◆ **TEXTO DE LA PÁGINA**
┄┄┄┄┄┄┄┄┄┄┄┄┄┄┄┄┄┄┄┄
Las cosas estaban crudas, pero iban bien. El Tranco está bajo, con lo que mis dólares dan para mucho y sabía que me las podría apañar hasta encontrar trabajo. Cuando llegué aquí desde Grindelwald pillé tres semanas de buen tiempo y aún mejores condiciones de hielo. Cuando el tiempo volvió a ser el normal del otoño, estaba feliz. Tenía las manos tan hinchadas de darme con los nudillos contra el hielo que necesitaba un descanso. Pasé varios días buscando trabajo sin ninguna gana y fui a Ginebra a recoger un giro de mi padre. Luego, el tiempo volvió a mejorar.

Era mi cumpleaños, así que decidí celebrarlo con la cara norte de los Grands Charmoz. Mis colegas se habían vuelto a casa en octubre y tenía que ir solo, pero me encontraba cómodo con la idea de hacerlo así.
┄┄┄┄┄┄┄┄┄┄┄┄┄┄┄┄┄┄┄┄
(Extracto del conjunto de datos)
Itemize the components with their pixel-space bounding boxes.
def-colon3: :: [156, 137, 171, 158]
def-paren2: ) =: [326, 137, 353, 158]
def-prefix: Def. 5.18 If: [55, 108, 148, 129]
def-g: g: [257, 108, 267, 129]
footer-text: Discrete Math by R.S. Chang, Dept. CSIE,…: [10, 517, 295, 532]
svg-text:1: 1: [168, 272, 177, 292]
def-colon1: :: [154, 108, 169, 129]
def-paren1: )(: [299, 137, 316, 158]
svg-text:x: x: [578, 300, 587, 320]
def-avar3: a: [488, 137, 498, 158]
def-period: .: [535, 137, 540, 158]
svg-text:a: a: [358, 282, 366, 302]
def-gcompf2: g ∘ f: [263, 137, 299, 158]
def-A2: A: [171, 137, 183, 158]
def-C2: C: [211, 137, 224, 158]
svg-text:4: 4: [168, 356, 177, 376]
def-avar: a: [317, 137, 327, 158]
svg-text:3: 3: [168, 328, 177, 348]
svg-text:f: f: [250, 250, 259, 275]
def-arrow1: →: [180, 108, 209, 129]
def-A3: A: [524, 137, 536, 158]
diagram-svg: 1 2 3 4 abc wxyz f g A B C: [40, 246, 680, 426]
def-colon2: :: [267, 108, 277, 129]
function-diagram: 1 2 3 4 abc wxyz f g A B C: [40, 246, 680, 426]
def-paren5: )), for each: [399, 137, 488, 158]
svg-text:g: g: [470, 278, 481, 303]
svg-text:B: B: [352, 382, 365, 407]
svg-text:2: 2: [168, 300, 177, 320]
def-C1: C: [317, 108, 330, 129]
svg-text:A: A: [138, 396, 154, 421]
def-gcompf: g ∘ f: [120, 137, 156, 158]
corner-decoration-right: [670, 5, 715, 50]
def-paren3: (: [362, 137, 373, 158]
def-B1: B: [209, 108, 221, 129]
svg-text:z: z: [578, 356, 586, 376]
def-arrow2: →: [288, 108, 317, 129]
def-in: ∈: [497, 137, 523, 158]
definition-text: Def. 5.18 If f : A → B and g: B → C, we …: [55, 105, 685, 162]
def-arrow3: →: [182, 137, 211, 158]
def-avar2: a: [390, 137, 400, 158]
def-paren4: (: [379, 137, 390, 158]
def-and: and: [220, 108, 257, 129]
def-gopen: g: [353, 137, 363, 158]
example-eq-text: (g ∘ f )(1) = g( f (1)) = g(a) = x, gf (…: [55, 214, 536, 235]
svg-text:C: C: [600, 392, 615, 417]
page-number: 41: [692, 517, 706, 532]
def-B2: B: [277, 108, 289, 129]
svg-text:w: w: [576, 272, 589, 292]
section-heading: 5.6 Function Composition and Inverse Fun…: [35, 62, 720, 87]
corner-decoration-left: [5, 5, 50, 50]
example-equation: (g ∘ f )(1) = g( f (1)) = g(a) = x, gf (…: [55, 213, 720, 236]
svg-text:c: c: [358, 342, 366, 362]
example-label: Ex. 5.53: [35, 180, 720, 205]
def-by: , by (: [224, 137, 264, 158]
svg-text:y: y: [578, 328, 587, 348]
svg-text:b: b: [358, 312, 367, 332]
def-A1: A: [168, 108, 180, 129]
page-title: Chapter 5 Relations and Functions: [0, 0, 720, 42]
┄┄┄┄┄┄┄┄┄┄┄┄┄┄┄┄┄┄┄┄
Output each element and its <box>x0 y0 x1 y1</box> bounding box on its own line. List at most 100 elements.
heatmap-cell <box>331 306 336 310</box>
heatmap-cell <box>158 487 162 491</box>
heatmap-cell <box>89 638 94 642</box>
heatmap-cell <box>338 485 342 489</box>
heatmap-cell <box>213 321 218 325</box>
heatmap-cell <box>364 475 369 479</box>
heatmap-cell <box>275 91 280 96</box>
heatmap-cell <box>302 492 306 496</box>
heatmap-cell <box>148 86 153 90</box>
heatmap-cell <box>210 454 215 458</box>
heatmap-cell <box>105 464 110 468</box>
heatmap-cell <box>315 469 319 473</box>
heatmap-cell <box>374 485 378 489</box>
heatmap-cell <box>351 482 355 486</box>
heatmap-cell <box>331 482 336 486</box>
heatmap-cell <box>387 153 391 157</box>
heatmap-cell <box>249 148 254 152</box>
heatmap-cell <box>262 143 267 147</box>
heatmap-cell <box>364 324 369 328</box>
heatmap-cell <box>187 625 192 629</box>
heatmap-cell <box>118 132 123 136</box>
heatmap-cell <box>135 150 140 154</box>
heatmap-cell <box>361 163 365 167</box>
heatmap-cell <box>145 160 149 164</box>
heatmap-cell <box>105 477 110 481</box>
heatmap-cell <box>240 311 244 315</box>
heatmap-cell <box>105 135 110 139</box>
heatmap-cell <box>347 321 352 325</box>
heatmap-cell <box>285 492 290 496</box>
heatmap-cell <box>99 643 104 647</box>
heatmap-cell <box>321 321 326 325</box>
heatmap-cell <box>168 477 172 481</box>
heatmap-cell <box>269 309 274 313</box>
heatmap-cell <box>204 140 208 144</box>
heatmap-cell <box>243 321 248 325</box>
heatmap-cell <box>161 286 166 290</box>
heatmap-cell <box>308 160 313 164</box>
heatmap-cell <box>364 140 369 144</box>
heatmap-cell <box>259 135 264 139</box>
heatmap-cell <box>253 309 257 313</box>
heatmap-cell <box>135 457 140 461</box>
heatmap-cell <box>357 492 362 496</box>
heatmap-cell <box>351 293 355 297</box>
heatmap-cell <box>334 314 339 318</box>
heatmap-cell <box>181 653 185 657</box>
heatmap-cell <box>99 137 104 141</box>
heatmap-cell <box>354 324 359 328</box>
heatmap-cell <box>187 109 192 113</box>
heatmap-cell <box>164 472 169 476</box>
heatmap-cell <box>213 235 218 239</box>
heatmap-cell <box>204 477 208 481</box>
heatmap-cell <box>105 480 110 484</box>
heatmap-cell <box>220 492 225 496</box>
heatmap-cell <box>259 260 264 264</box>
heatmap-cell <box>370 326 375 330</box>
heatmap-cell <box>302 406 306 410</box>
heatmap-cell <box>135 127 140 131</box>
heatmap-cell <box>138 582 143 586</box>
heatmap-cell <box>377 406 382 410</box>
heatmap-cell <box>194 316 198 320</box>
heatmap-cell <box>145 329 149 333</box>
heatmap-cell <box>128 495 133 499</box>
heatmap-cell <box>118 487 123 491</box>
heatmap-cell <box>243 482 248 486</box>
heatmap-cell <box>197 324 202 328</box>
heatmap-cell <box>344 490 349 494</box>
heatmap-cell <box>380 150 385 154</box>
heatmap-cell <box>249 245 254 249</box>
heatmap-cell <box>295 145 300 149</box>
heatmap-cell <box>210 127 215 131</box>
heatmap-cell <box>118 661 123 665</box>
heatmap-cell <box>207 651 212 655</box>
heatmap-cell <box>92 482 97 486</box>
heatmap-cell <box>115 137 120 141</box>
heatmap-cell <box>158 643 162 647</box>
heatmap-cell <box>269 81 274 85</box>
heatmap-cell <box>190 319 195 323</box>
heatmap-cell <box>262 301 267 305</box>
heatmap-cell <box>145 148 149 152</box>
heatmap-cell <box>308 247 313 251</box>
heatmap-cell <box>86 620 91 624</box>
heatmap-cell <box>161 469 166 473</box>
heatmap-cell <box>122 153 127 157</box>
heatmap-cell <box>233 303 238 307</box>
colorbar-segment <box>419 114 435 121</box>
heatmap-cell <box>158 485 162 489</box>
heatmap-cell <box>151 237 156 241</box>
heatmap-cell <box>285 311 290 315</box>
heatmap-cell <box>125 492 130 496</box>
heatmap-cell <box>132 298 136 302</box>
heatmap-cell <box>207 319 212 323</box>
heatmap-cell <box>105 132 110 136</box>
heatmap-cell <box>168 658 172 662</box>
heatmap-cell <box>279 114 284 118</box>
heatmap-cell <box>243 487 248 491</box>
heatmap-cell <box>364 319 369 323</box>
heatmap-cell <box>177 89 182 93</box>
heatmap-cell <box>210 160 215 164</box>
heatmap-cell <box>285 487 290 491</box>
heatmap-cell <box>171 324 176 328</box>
┄┄┄┄┄┄┄┄┄┄┄┄┄┄┄┄┄┄┄┄
¿Podrías repetir al pie de la letra el pasaje del relato de escalada que empieza en "Las cosas estaban" y acaba en "de hacerlo así."?

Las cosas estaban crudas, pero iban bien. El Tranco está bajo, con lo que mis dólares dan para mucho y sabía que me las podría apañar hasta encontrar trabajo. Cuando llegué aquí desde Grindelwald pillé tres semanas de buen tiempo y aún mejores condiciones de hielo. Cuando el tiempo volvió a ser el normal del otoño, estaba feliz. Tenía las manos tan hinchadas de darme con los nudillos contra el hielo que necesitaba un descanso. Pasé varios días buscando trabajo sin ninguna gana y fui a Ginebra a recoger un giro de mi padre. Luego, el tiempo volvió a mejorar.

Era mi cumpleaños, así que decidí celebrarlo con la cara norte de los Grands Charmoz. Mis colegas se habían vuelto a casa en octubre y tenía que ir solo, pero me encontraba cómodo con la idea de hacerlo así.